**Task prompt**
Copy all lines below exactly as written. Leave pictures out.
:: Stored records ::
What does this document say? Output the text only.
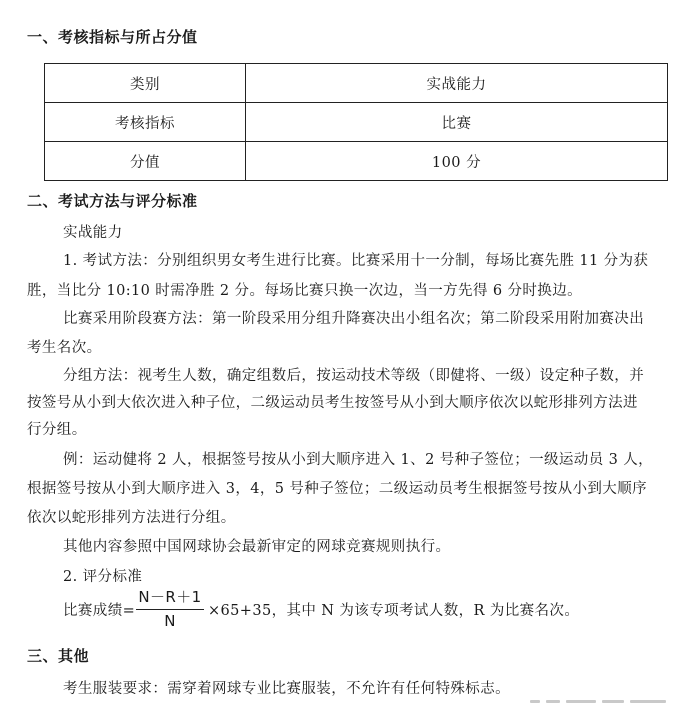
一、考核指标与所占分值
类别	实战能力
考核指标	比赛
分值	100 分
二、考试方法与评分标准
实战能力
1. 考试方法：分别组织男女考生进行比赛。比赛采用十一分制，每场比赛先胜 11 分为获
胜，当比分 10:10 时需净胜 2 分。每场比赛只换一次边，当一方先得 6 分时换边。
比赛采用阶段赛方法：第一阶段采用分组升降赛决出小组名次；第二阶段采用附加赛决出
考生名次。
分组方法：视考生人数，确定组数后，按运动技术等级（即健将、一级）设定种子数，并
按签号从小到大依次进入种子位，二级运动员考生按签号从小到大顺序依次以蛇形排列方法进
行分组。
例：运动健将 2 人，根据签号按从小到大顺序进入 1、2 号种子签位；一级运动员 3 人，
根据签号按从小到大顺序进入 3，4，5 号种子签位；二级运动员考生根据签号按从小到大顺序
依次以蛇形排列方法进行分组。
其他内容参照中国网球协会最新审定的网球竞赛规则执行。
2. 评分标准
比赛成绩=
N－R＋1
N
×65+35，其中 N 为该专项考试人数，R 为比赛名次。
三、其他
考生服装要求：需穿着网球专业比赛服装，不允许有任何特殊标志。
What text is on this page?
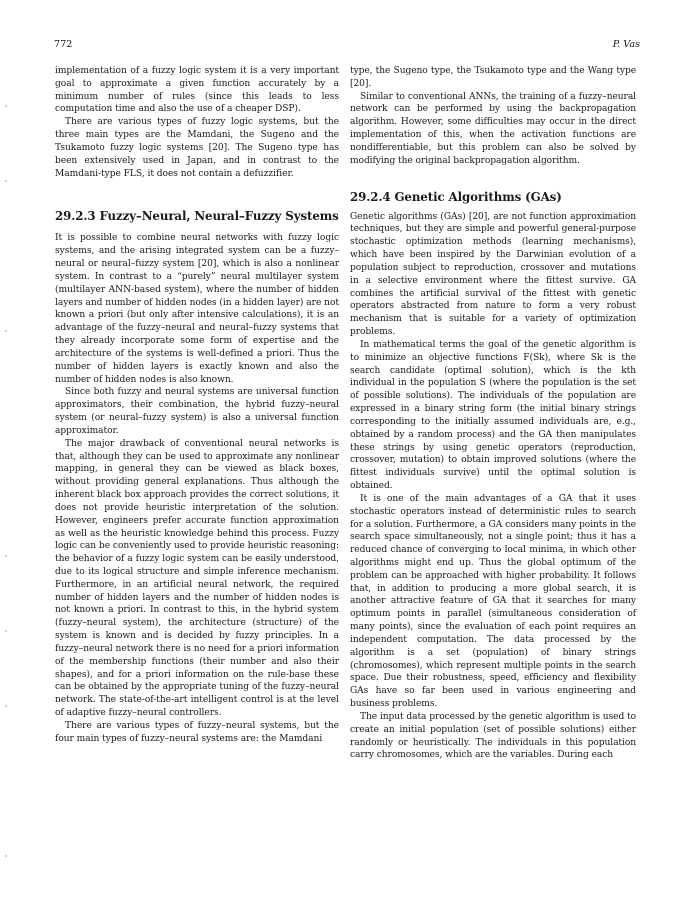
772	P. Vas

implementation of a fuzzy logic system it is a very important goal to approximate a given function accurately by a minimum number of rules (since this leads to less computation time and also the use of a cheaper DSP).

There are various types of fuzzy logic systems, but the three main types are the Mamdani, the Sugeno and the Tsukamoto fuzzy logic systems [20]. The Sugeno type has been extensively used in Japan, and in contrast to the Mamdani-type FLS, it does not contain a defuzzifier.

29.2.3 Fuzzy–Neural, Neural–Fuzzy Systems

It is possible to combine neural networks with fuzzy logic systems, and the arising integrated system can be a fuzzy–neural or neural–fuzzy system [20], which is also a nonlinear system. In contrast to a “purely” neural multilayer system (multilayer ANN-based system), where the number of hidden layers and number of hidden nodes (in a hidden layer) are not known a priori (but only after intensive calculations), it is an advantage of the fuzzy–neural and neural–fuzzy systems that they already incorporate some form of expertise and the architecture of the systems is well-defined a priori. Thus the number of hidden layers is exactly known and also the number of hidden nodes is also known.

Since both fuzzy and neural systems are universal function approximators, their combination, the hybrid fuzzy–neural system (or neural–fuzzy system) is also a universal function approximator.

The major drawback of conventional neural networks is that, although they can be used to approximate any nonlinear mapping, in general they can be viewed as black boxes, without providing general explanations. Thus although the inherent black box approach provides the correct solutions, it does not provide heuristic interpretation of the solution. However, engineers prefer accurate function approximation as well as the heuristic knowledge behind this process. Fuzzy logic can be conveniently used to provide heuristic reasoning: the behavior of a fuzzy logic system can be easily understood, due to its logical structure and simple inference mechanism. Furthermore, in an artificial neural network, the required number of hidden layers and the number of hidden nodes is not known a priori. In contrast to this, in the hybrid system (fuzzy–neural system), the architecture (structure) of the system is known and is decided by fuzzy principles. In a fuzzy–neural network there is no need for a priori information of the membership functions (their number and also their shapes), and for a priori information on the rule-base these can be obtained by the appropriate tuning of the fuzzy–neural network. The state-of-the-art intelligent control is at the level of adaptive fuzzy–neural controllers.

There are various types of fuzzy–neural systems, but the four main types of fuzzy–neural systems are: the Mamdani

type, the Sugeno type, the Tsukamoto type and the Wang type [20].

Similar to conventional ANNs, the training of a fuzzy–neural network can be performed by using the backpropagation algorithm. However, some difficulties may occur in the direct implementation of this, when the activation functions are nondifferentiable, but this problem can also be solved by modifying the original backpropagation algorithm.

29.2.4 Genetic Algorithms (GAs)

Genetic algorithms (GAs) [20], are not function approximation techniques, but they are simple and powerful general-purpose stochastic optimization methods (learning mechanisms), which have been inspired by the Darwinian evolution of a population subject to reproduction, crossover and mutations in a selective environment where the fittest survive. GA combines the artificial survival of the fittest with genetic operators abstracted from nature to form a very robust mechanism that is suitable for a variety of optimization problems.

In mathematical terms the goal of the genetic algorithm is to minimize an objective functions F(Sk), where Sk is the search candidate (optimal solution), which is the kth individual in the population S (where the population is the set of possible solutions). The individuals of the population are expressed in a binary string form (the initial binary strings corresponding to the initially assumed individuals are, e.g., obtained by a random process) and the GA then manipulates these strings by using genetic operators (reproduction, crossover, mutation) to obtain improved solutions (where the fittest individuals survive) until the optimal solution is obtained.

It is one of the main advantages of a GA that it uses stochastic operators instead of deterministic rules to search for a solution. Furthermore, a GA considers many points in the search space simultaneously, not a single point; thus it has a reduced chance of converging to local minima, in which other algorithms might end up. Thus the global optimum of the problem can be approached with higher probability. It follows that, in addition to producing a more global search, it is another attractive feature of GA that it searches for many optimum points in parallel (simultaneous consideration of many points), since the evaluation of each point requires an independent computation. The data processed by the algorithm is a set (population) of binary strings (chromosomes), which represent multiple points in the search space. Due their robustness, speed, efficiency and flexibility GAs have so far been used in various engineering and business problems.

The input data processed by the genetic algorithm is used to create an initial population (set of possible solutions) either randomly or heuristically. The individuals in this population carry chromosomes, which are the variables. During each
:::
**Completed exercise**
What does this document say? Output the text only.
一、考核指标与所占分值
类别	实战能力
考核指标	比赛
分值	100 分
二、考试方法与评分标准
实战能力
1. 考试方法：分别组织男女考生进行比赛。比赛采用十一分制，每场比赛先胜 11 分为获
胜，当比分 10:10 时需净胜 2 分。每场比赛只换一次边，当一方先得 6 分时换边。
比赛采用阶段赛方法：第一阶段采用分组升降赛决出小组名次；第二阶段采用附加赛决出
考生名次。
分组方法：视考生人数，确定组数后，按运动技术等级（即健将、一级）设定种子数，并
按签号从小到大依次进入种子位，二级运动员考生按签号从小到大顺序依次以蛇形排列方法进
行分组。
例：运动健将 2 人，根据签号按从小到大顺序进入 1、2 号种子签位；一级运动员 3 人，
根据签号按从小到大顺序进入 3，4，5 号种子签位；二级运动员考生根据签号按从小到大顺序
依次以蛇形排列方法进行分组。
其他内容参照中国网球协会最新审定的网球竞赛规则执行。
2. 评分标准
比赛成绩=
N－R＋1
N
×65+35，其中 N 为该专项考试人数，R 为比赛名次。
三、其他
考生服装要求：需穿着网球专业比赛服装，不允许有任何特殊标志。
What text is on this page?
772	P. Vas

implementation of a fuzzy logic system it is a very important goal to approximate a given function accurately by a minimum number of rules (since this leads to less computation time and also the use of a cheaper DSP).

There are various types of fuzzy logic systems, but the three main types are the Mamdani, the Sugeno and the Tsukamoto fuzzy logic systems [20]. The Sugeno type has been extensively used in Japan, and in contrast to the Mamdani-type FLS, it does not contain a defuzzifier.

29.2.3 Fuzzy–Neural, Neural–Fuzzy Systems

It is possible to combine neural networks with fuzzy logic systems, and the arising integrated system can be a fuzzy–neural or neural–fuzzy system [20], which is also a nonlinear system. In contrast to a “purely” neural multilayer system (multilayer ANN-based system), where the number of hidden layers and number of hidden nodes (in a hidden layer) are not known a priori (but only after intensive calculations), it is an advantage of the fuzzy–neural and neural–fuzzy systems that they already incorporate some form of expertise and the architecture of the systems is well-defined a priori. Thus the number of hidden layers is exactly known and also the number of hidden nodes is also known.

Since both fuzzy and neural systems are universal function approximators, their combination, the hybrid fuzzy–neural system (or neural–fuzzy system) is also a universal function approximator.

The major drawback of conventional neural networks is that, although they can be used to approximate any nonlinear mapping, in general they can be viewed as black boxes, without providing general explanations. Thus although the inherent black box approach provides the correct solutions, it does not provide heuristic interpretation of the solution. However, engineers prefer accurate function approximation as well as the heuristic knowledge behind this process. Fuzzy logic can be conveniently used to provide heuristic reasoning: the behavior of a fuzzy logic system can be easily understood, due to its logical structure and simple inference mechanism. Furthermore, in an artificial neural network, the required number of hidden layers and the number of hidden nodes is not known a priori. In contrast to this, in the hybrid system (fuzzy–neural system), the architecture (structure) of the system is known and is decided by fuzzy principles. In a fuzzy–neural network there is no need for a priori information of the membership functions (their number and also their shapes), and for a priori information on the rule-base these can be obtained by the appropriate tuning of the fuzzy–neural network. The state-of-the-art intelligent control is at the level of adaptive fuzzy–neural controllers.

There are various types of fuzzy–neural systems, but the four main types of fuzzy–neural systems are: the Mamdani

type, the Sugeno type, the Tsukamoto type and the Wang type [20].

Similar to conventional ANNs, the training of a fuzzy–neural network can be performed by using the backpropagation algorithm. However, some difficulties may occur in the direct implementation of this, when the activation functions are nondifferentiable, but this problem can also be solved by modifying the original backpropagation algorithm.

29.2.4 Genetic Algorithms (GAs)

Genetic algorithms (GAs) [20], are not function approximation techniques, but they are simple and powerful general-purpose stochastic optimization methods (learning mechanisms), which have been inspired by the Darwinian evolution of a population subject to reproduction, crossover and mutations in a selective environment where the fittest survive. GA combines the artificial survival of the fittest with genetic operators abstracted from nature to form a very robust mechanism that is suitable for a variety of optimization problems.

In mathematical terms the goal of the genetic algorithm is to minimize an objective functions F(Sk), where Sk is the search candidate (optimal solution), which is the kth individual in the population S (where the population is the set of possible solutions). The individuals of the population are expressed in a binary string form (the initial binary strings corresponding to the initially assumed individuals are, e.g., obtained by a random process) and the GA then manipulates these strings by using genetic operators (reproduction, crossover, mutation) to obtain improved solutions (where the fittest individuals survive) until the optimal solution is obtained.

It is one of the main advantages of a GA that it uses stochastic operators instead of deterministic rules to search for a solution. Furthermore, a GA considers many points in the search space simultaneously, not a single point; thus it has a reduced chance of converging to local minima, in which other algorithms might end up. Thus the global optimum of the problem can be approached with higher probability. It follows that, in addition to producing a more global search, it is another attractive feature of GA that it searches for many optimum points in parallel (simultaneous consideration of many points), since the evaluation of each point requires an independent computation. The data processed by the algorithm is a set (population) of binary strings (chromosomes), which represent multiple points in the search space. Due their robustness, speed, efficiency and flexibility GAs have so far been used in various engineering and business problems.

The input data processed by the genetic algorithm is used to create an initial population (set of possible solutions) either randomly or heuristically. The individuals in this population carry chromosomes, which are the variables. During each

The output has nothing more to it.